* [TASK GOAL]: Render the material from the line containing "bar-segment: [390, 350, 432, 380]" through the line containing "bar-segment: [732, 385, 774, 461]", both included, as a Markdown table with the columns Row and Entry, one row per line, omitting blank lines.

* [EXTRACTED RECORDS]:
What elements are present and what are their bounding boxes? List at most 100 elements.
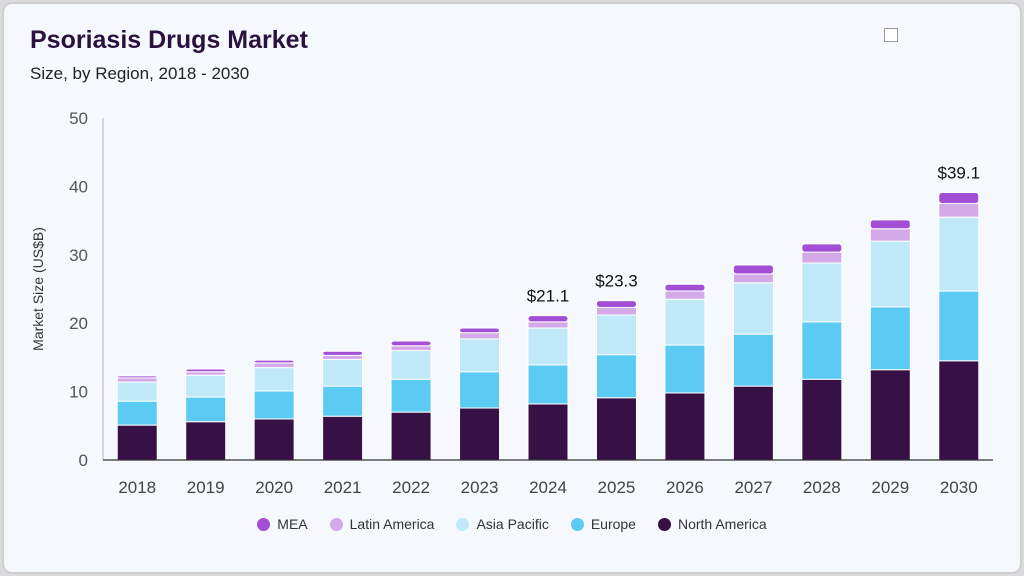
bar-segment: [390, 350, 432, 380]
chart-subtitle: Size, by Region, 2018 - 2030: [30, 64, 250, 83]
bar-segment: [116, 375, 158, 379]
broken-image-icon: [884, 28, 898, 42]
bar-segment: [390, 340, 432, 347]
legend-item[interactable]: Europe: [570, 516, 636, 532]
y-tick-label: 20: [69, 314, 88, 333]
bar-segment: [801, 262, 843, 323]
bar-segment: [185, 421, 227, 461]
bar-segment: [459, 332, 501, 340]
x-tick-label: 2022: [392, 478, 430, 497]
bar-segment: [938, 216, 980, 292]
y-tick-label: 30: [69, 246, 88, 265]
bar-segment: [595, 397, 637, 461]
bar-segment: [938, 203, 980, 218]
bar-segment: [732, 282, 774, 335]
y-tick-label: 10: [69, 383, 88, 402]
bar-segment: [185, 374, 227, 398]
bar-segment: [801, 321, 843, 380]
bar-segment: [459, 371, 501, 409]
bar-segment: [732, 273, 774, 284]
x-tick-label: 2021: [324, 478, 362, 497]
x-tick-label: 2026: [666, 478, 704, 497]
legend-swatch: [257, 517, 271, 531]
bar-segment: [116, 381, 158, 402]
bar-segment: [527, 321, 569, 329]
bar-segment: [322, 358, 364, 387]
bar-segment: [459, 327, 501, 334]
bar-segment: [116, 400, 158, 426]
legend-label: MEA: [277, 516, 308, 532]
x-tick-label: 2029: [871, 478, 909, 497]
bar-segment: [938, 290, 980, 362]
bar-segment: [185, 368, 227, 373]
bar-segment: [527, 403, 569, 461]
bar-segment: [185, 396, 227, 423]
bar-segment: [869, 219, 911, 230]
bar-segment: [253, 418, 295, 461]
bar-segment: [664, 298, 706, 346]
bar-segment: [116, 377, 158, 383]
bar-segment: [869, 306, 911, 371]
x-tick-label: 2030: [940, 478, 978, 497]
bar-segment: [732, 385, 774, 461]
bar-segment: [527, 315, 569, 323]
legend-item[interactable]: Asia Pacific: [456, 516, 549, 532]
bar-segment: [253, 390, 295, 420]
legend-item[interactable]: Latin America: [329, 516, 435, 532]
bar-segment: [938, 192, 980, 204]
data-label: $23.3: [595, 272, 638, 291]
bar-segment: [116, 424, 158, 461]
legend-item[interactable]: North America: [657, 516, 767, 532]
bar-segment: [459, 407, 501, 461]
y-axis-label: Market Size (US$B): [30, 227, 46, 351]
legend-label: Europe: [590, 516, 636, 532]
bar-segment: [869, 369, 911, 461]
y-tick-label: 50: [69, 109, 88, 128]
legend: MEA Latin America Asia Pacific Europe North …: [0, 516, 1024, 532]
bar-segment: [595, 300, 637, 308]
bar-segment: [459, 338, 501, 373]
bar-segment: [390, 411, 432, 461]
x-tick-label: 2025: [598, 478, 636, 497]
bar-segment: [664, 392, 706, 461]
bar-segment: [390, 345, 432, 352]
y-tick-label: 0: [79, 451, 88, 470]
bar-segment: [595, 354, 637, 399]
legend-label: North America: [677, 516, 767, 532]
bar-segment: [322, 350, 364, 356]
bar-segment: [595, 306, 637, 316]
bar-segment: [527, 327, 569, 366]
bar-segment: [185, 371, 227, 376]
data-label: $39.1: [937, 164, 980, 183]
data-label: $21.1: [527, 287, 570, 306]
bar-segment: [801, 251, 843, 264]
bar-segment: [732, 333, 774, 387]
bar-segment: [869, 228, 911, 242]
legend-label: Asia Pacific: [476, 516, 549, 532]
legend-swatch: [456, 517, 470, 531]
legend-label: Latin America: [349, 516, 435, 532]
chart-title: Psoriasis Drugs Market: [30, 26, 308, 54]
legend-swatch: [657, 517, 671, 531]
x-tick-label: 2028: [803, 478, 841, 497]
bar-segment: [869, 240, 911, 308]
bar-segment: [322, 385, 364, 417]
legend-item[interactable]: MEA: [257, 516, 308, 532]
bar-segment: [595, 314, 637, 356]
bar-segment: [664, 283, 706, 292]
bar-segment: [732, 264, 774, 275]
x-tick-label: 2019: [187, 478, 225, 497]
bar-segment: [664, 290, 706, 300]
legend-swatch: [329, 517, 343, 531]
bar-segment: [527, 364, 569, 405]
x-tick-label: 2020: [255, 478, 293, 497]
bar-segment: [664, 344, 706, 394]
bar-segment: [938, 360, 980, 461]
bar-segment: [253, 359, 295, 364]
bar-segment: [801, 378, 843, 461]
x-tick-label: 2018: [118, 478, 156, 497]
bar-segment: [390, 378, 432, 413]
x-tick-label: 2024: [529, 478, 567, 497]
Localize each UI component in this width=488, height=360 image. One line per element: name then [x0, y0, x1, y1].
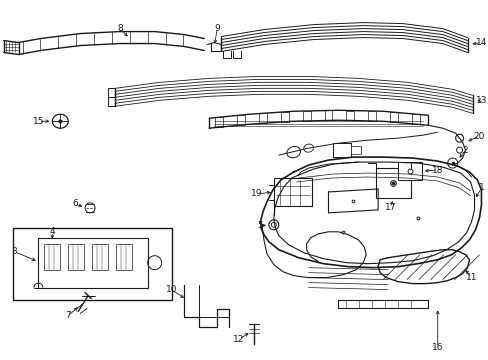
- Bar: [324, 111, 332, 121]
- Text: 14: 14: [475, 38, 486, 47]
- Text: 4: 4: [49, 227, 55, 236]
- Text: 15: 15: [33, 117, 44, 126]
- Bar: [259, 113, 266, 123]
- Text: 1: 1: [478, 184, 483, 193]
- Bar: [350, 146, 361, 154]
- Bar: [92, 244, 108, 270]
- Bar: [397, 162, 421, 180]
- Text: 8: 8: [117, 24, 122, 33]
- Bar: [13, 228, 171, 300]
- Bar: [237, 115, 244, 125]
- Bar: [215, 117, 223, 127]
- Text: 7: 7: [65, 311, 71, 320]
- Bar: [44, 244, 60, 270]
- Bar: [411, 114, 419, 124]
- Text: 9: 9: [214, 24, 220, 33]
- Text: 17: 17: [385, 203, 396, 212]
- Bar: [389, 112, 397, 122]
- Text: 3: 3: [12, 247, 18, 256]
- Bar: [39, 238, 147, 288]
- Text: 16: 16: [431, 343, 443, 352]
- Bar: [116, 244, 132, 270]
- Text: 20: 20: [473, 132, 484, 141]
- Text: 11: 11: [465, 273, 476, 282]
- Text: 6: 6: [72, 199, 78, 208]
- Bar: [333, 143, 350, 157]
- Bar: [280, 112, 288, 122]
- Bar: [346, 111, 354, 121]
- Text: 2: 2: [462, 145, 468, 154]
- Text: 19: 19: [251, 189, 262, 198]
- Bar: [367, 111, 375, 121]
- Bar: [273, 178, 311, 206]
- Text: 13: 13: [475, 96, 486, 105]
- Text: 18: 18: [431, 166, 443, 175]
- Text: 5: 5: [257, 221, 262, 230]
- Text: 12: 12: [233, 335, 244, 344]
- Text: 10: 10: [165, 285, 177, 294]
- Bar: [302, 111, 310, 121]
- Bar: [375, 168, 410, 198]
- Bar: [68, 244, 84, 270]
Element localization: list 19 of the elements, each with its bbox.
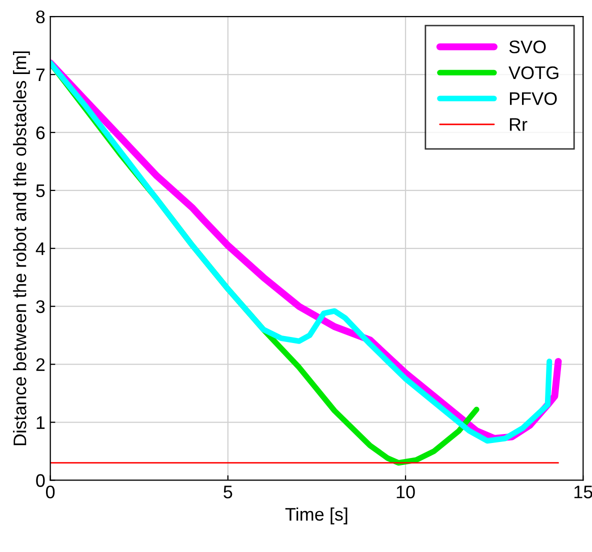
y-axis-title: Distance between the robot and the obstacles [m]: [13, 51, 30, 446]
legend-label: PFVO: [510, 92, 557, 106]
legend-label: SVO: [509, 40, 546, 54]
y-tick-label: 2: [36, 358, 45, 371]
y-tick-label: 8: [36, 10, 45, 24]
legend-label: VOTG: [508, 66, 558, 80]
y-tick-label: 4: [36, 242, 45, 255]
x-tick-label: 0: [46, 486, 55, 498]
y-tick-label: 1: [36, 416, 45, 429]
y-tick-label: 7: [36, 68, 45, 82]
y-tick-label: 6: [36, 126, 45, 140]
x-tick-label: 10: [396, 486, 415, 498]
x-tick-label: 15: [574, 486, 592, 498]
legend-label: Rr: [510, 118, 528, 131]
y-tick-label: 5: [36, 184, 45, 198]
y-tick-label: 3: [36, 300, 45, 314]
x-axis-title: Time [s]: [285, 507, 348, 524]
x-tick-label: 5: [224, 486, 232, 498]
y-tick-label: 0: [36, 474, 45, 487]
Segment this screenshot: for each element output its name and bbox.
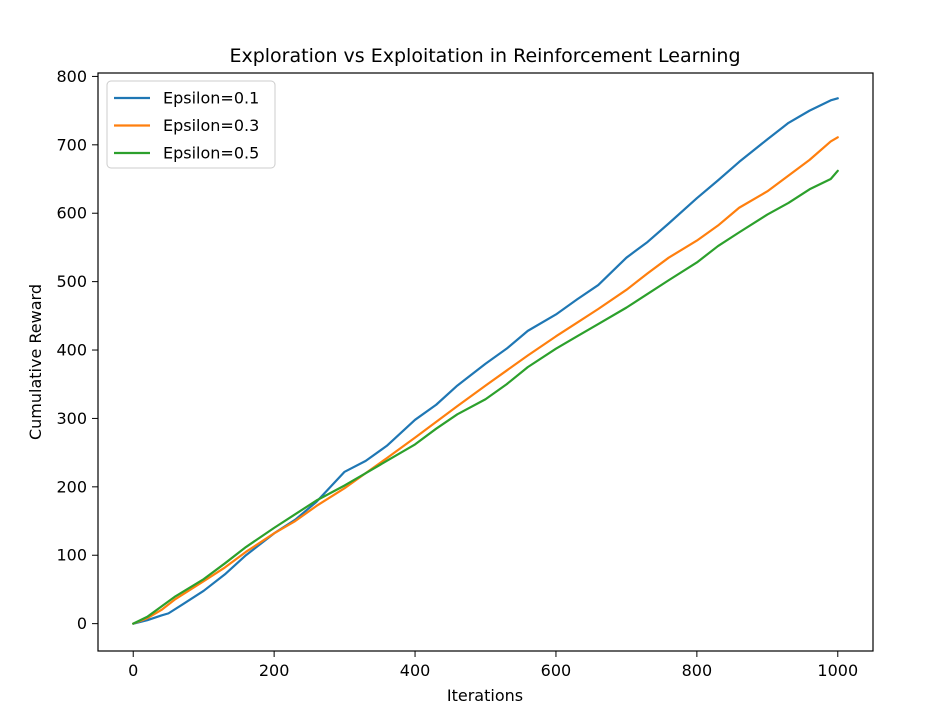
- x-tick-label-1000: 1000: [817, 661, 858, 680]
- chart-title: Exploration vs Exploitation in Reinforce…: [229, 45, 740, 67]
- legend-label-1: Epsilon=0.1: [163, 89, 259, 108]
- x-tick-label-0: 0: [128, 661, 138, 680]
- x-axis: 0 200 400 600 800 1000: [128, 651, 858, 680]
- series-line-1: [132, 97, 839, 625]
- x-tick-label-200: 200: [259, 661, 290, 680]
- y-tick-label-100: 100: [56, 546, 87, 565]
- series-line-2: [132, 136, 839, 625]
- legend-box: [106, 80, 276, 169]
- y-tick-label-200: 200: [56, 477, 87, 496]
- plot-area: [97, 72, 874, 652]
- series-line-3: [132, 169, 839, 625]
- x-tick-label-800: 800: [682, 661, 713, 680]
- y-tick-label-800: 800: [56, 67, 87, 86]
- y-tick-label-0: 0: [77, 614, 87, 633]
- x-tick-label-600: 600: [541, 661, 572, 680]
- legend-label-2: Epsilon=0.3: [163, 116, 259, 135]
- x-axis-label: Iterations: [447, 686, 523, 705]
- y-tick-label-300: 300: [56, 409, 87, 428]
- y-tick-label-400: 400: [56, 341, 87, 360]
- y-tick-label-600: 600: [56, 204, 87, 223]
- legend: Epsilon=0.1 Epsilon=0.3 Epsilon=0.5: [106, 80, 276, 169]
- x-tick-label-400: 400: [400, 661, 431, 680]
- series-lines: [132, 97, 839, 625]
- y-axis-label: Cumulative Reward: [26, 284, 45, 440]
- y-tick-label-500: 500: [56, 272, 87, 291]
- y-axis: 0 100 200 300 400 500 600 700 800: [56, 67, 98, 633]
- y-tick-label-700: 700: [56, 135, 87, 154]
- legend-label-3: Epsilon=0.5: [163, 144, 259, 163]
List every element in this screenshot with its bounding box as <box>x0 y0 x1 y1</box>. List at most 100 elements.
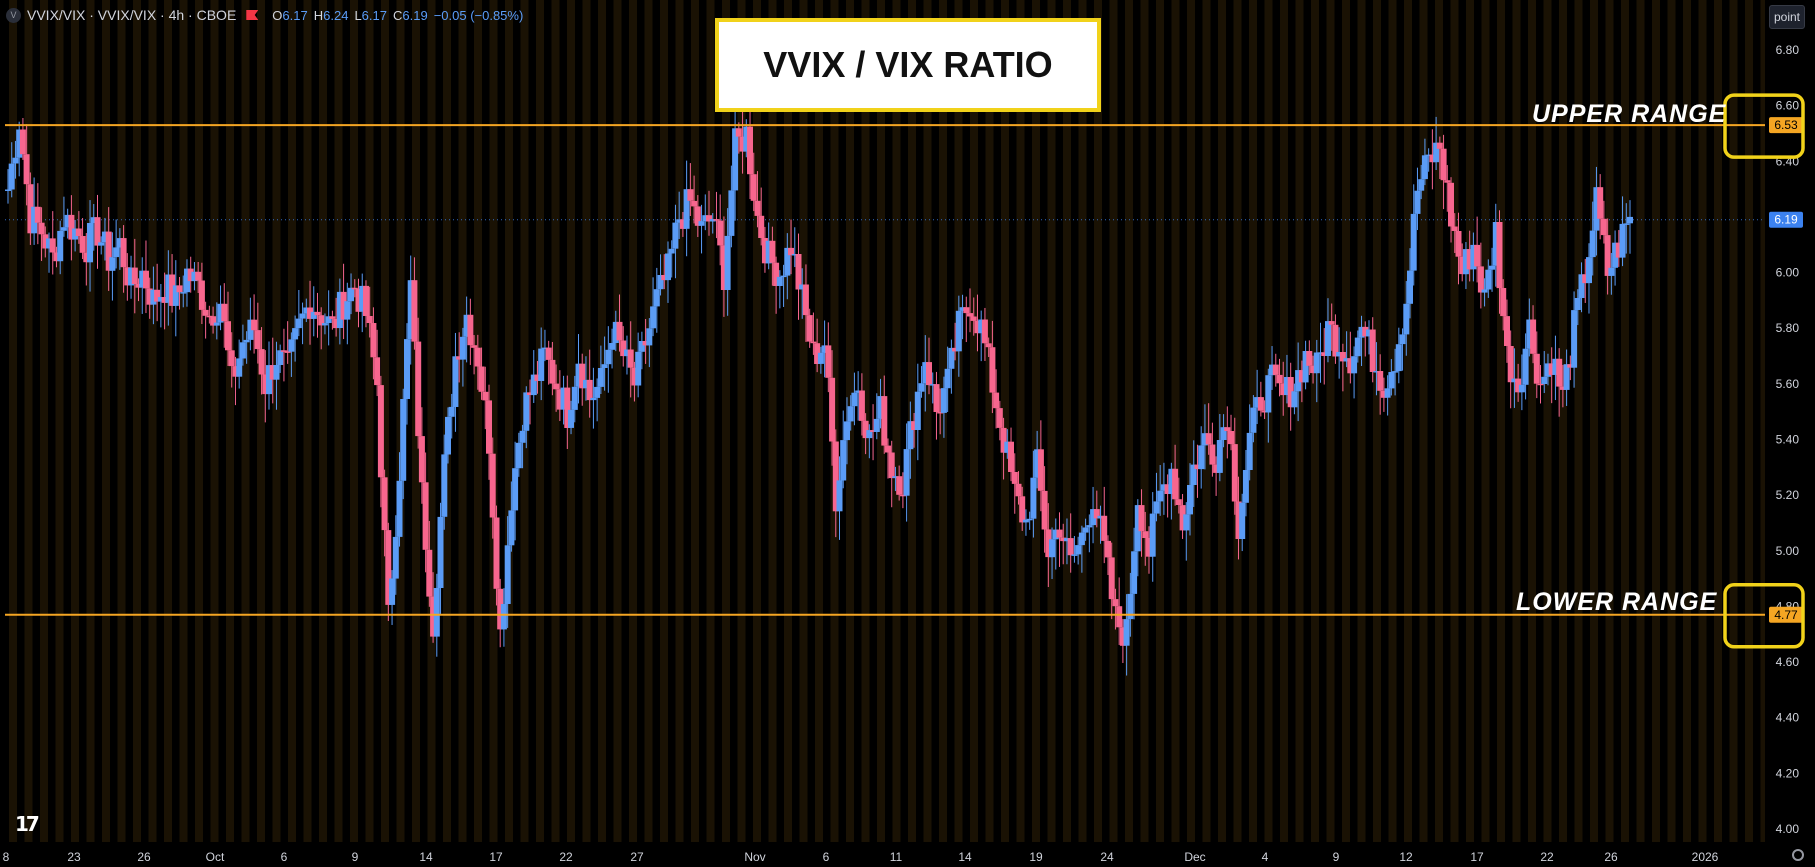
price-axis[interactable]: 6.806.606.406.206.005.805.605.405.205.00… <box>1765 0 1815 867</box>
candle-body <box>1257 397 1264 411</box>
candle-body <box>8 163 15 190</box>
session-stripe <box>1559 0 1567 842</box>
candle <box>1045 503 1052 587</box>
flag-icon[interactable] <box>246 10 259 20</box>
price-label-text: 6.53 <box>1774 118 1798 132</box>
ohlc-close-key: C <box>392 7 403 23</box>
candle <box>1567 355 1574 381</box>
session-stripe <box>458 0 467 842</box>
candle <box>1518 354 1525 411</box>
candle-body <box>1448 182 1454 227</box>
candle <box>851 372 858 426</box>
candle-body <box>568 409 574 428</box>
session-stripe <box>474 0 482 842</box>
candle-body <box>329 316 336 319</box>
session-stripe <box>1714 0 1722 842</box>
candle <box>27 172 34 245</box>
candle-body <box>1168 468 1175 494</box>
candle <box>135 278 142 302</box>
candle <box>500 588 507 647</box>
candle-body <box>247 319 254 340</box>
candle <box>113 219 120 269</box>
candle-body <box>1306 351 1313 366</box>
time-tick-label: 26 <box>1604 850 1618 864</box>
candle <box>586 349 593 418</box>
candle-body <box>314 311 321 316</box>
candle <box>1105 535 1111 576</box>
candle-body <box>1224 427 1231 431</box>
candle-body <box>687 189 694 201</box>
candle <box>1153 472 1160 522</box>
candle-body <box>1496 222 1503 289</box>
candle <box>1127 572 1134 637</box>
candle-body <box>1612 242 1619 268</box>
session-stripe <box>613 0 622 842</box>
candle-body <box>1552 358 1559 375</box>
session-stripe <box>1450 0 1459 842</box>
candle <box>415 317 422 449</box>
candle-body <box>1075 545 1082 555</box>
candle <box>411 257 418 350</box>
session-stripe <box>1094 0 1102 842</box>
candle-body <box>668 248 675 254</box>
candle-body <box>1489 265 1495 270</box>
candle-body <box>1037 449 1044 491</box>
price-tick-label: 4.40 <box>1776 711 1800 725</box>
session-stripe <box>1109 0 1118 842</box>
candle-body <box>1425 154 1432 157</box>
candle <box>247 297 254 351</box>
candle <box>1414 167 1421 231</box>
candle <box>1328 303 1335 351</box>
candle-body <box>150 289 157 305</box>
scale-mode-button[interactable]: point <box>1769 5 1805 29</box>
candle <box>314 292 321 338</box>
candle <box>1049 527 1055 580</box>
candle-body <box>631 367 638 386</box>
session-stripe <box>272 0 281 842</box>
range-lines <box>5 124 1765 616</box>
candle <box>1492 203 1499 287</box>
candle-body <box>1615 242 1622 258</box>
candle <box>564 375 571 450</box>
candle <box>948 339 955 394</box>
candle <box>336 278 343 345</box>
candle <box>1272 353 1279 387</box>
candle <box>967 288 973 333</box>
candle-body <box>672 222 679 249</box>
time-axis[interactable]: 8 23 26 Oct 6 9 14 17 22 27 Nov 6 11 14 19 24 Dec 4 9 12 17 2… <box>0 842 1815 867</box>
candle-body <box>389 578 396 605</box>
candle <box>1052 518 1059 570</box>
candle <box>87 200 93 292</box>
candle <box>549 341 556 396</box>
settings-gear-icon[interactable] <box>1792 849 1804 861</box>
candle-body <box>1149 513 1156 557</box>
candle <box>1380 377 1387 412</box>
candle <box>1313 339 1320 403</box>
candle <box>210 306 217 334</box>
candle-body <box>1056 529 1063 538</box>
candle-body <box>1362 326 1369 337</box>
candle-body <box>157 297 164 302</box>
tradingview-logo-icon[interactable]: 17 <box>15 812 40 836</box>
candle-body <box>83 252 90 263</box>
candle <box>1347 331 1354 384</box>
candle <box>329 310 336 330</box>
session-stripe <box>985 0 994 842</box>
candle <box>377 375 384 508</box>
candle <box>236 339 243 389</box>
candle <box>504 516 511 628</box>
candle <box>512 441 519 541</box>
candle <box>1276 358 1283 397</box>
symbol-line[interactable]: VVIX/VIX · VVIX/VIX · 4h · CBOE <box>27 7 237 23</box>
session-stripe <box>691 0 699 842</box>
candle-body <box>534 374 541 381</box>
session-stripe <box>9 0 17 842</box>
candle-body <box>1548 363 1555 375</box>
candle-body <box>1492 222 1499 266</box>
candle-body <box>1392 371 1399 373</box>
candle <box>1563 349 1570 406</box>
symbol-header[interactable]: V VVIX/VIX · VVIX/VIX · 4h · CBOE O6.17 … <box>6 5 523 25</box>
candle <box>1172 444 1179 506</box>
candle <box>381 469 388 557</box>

* [RESULT FOR THIS EXERCISE]:
| Row | Entry |
|---|---|
| 1 | bar-segment: [390, 350, 432, 380] |
| 2 | chart-subtitle: Size, by Region, 2018 - 2030: [30, 64, 250, 83] |
| 3 | bar-segment: [116, 375, 158, 379] |
| 4 | broken-image-icon: [884, 28, 898, 42] |
| 5 | bar-segment: [390, 340, 432, 347] |
| 6 | legend-item[interactable]: Europe: [570, 516, 636, 532] |
| 7 | y-tick-label: 20: [69, 314, 88, 333] |
| 8 | bar-segment: [801, 262, 843, 323] |
| 9 | bar-segment: [185, 421, 227, 461] |
| 10 | bar-segment: [459, 332, 501, 340] |
| 11 | x-tick-label: 2022: [392, 478, 430, 497] |
| 12 | bar-segment: [938, 216, 980, 292] |
| 13 | y-tick-label: 30: [69, 246, 88, 265] |
| 14 | bar-segment: [595, 397, 637, 461] |
| 15 | bar-segment: [938, 203, 980, 218] |
| 16 | bar-segment: [732, 282, 774, 335] |
| 17 | y-tick-label: 10: [69, 383, 88, 402] |
| 18 | bar-segment: [185, 374, 227, 398] |
| 19 | bar-segment: [801, 321, 843, 380] |
| 20 | bar-segment: [459, 371, 501, 409] |
| 21 | bar-segment: [732, 273, 774, 284] |
| 22 | x-tick-label: 2021: [324, 478, 362, 497] |
| 23 | x-tick-label: 2026: [666, 478, 704, 497] |
| 24 | legend-swatch: [257, 517, 271, 531] |
| 25 | bar-segment: [116, 381, 158, 402] |
| 26 | bar-segment: [527, 321, 569, 329] |
| 27 | bar-segment: [322, 358, 364, 387] |
| 28 | bar-segment: [459, 327, 501, 334] |
| 29 | bar-segment: [116, 400, 158, 426] |
| 30 | legend-label: MEA: [277, 516, 308, 532] |
| 31 | x-tick-label: 2029: [871, 478, 909, 497] |
| 32 | bar-segment: [938, 290, 980, 362] |
| 33 | bar-segment: [185, 368, 227, 373] |
| 34 | bar-segment: [527, 403, 569, 461] |
| 35 | bar-segment: [185, 396, 227, 423] |
| 36 | bar-segment: [869, 219, 911, 230] |
| 37 | bar-segment: [253, 418, 295, 461] |
| 38 | bar-segment: [664, 298, 706, 346] |
| 39 | bar-segment: [116, 377, 158, 383] |
| 40 | bar-segment: [869, 306, 911, 371] |
| 41 | x-tick-label: 2030: [940, 478, 978, 497] |
| 42 | bar-segment: [732, 385, 774, 461] |